__PROBLEM__. Pick out every line with the word "this" and copy it.

»»

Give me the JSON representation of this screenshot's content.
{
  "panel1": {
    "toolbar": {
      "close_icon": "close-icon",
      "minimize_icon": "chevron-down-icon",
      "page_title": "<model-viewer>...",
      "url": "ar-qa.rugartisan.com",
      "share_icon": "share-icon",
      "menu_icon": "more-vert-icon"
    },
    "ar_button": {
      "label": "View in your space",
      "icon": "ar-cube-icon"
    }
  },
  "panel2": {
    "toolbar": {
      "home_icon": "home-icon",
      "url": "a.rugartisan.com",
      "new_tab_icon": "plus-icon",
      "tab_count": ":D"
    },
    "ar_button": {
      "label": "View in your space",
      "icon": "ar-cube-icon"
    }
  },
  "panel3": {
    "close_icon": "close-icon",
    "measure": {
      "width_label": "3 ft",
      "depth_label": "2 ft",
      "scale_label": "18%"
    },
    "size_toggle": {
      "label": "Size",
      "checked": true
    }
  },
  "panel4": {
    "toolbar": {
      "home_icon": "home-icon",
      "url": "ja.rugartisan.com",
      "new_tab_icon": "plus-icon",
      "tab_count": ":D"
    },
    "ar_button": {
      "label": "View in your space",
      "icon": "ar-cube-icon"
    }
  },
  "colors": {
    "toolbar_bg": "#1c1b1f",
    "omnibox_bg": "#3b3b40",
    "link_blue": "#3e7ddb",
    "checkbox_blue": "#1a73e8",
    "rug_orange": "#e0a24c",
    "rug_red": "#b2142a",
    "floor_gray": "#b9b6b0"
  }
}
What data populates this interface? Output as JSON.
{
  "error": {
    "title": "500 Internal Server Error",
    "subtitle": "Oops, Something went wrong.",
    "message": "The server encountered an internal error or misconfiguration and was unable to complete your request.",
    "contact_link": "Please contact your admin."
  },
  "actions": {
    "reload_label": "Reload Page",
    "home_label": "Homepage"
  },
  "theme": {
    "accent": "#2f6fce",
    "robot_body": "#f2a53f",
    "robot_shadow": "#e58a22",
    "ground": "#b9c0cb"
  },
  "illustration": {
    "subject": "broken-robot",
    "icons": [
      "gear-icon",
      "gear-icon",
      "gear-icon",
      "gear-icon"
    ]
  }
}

««

__SOLUTION__.
Give me the JSON representation of this screenshot's content.
What data populates this interface? Output as JSON.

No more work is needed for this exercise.